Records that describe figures
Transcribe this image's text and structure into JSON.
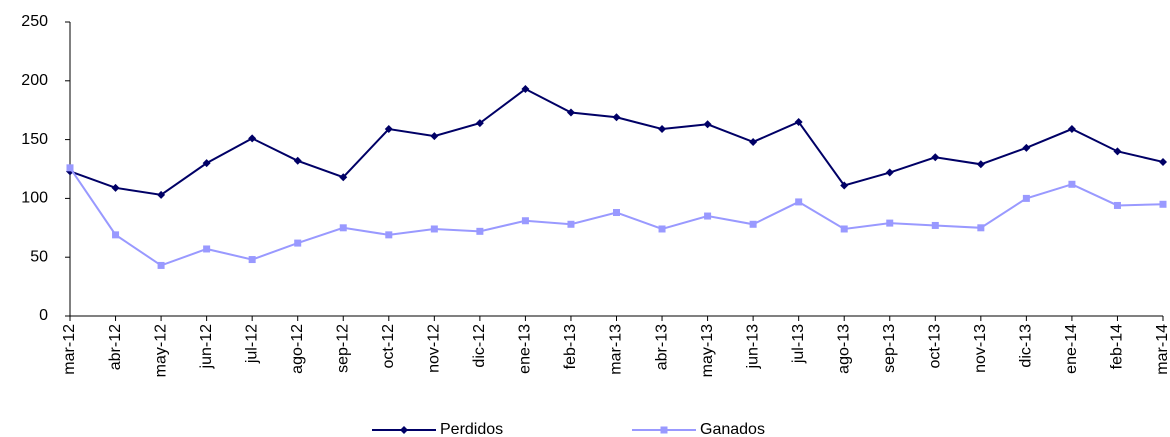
{
  "chart_data": {
    "type": "line",
    "categories": [
      "mar-12",
      "abr-12",
      "may-12",
      "jun-12",
      "jul-12",
      "ago-12",
      "sep-12",
      "oct-12",
      "nov-12",
      "dic-12",
      "ene-13",
      "feb-13",
      "mar-13",
      "abr-13",
      "may-13",
      "jun-13",
      "jul-13",
      "ago-13",
      "sep-13",
      "oct-13",
      "nov-13",
      "dic-13",
      "ene-14",
      "feb-14",
      "mar-14"
    ],
    "series": [
      {
        "name": "Perdidos",
        "color": "#000066",
        "marker": "diamond",
        "values": [
          123,
          109,
          103,
          130,
          151,
          132,
          118,
          159,
          153,
          164,
          193,
          173,
          169,
          159,
          163,
          148,
          165,
          111,
          122,
          135,
          129,
          143,
          159,
          140,
          131
        ]
      },
      {
        "name": "Ganados",
        "color": "#9999ff",
        "marker": "square",
        "values": [
          126,
          69,
          43,
          57,
          48,
          62,
          75,
          69,
          74,
          72,
          81,
          78,
          88,
          74,
          85,
          78,
          97,
          74,
          79,
          77,
          75,
          100,
          112,
          94,
          95
        ]
      }
    ],
    "ylim": [
      0,
      250
    ],
    "yticks": [
      0,
      50,
      100,
      150,
      200,
      250
    ],
    "grid": false,
    "legend": "bottom"
  }
}
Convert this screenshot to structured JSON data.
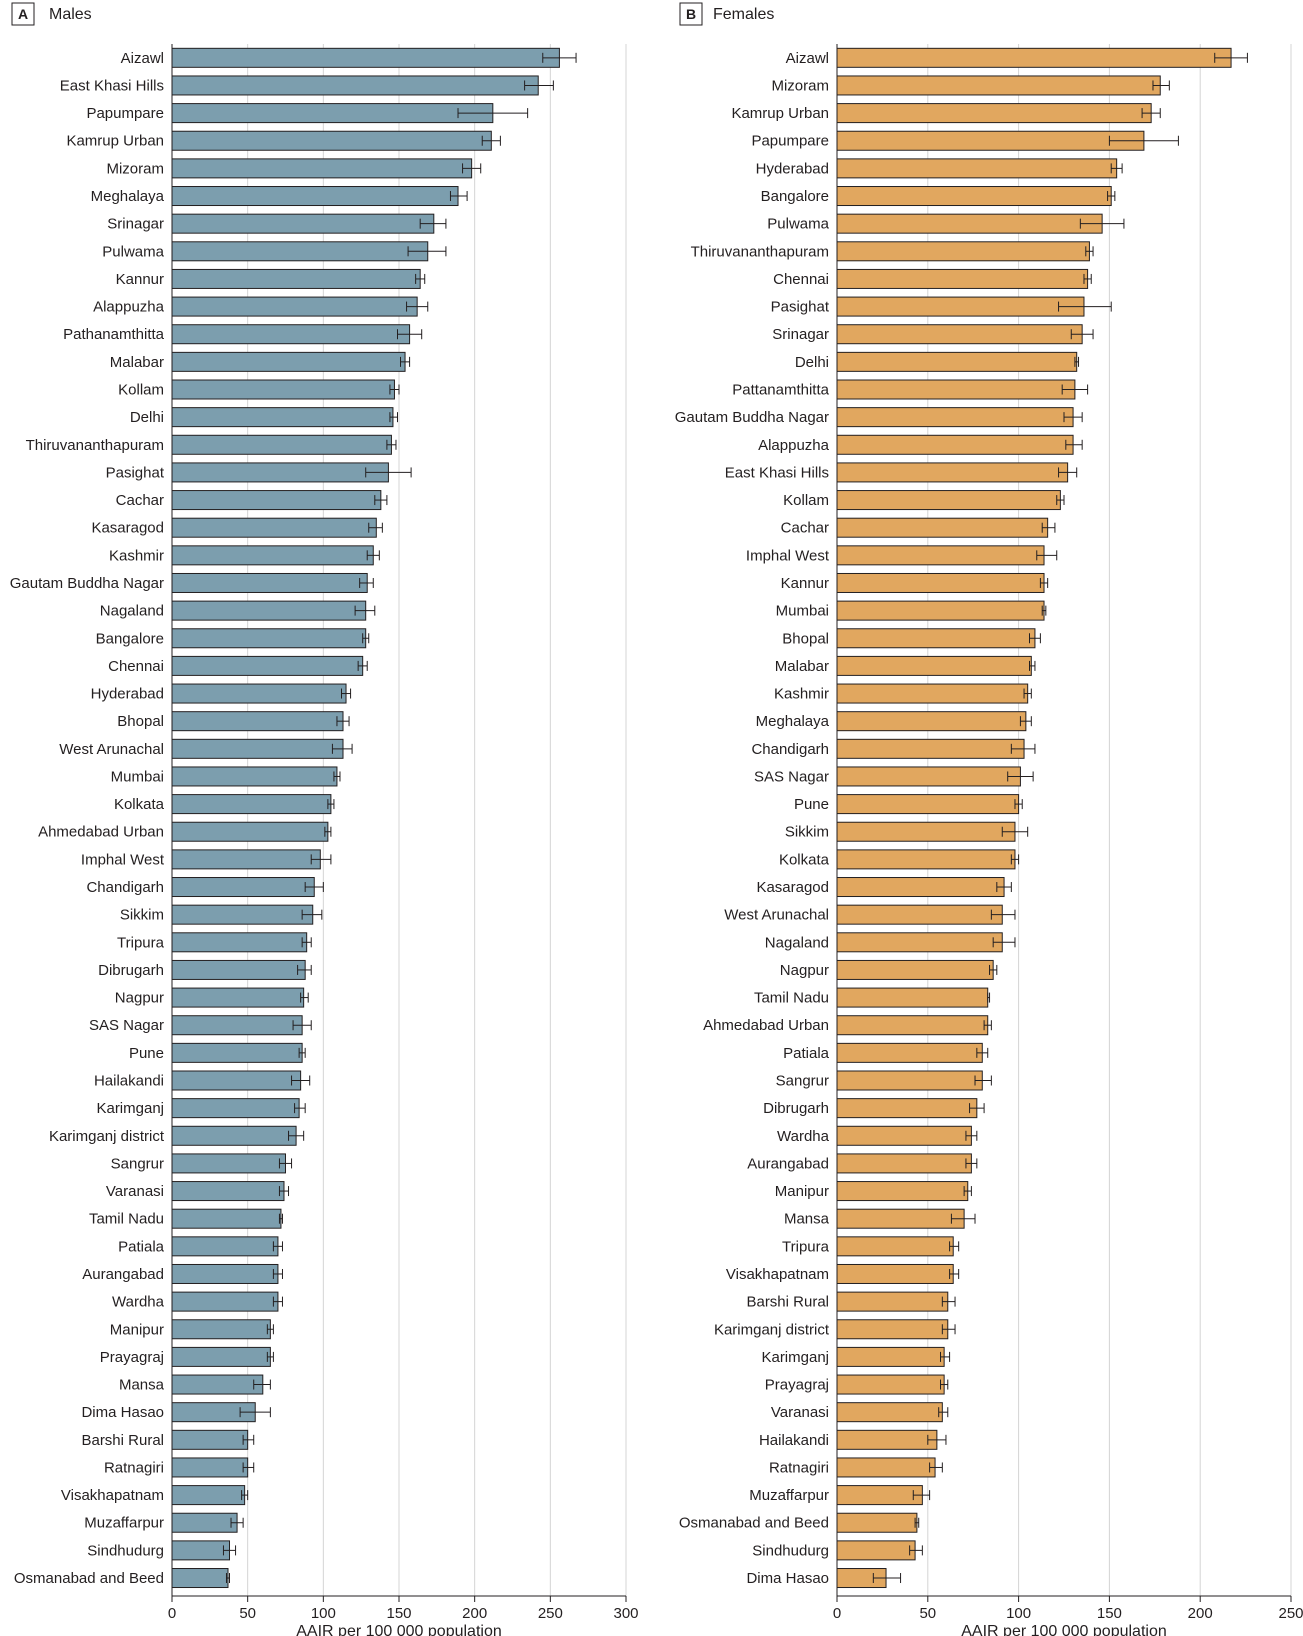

● **Exercise aim**
Copy the listing over exactly, skipping the pictures it holds.

● **Output of the exercise**
Transcribe this image's text and structure into JSON.
{
  "chart_data": {
    "type": "line",
    "categories": [
      "mar-12",
      "abr-12",
      "may-12",
      "jun-12",
      "jul-12",
      "ago-12",
      "sep-12",
      "oct-12",
      "nov-12",
      "dic-12",
      "ene-13",
      "feb-13",
      "mar-13",
      "abr-13",
      "may-13",
      "jun-13",
      "jul-13",
      "ago-13",
      "sep-13",
      "oct-13",
      "nov-13",
      "dic-13",
      "ene-14",
      "feb-14",
      "mar-14"
    ],
    "series": [
      {
        "name": "Perdidos",
        "color": "#000066",
        "marker": "diamond",
        "values": [
          123,
          109,
          103,
          130,
          151,
          132,
          118,
          159,
          153,
          164,
          193,
          173,
          169,
          159,
          163,
          148,
          165,
          111,
          122,
          135,
          129,
          143,
          159,
          140,
          131
        ]
      },
      {
        "name": "Ganados",
        "color": "#9999ff",
        "marker": "square",
        "values": [
          126,
          69,
          43,
          57,
          48,
          62,
          75,
          69,
          74,
          72,
          81,
          78,
          88,
          74,
          85,
          78,
          97,
          74,
          79,
          77,
          75,
          100,
          112,
          94,
          95
        ]
      }
    ],
    "ylim": [
      0,
      250
    ],
    "yticks": [
      0,
      50,
      100,
      150,
      200,
      250
    ],
    "grid": false,
    "legend": "bottom"
  }
}
Convert this screenshot to structured JSON data.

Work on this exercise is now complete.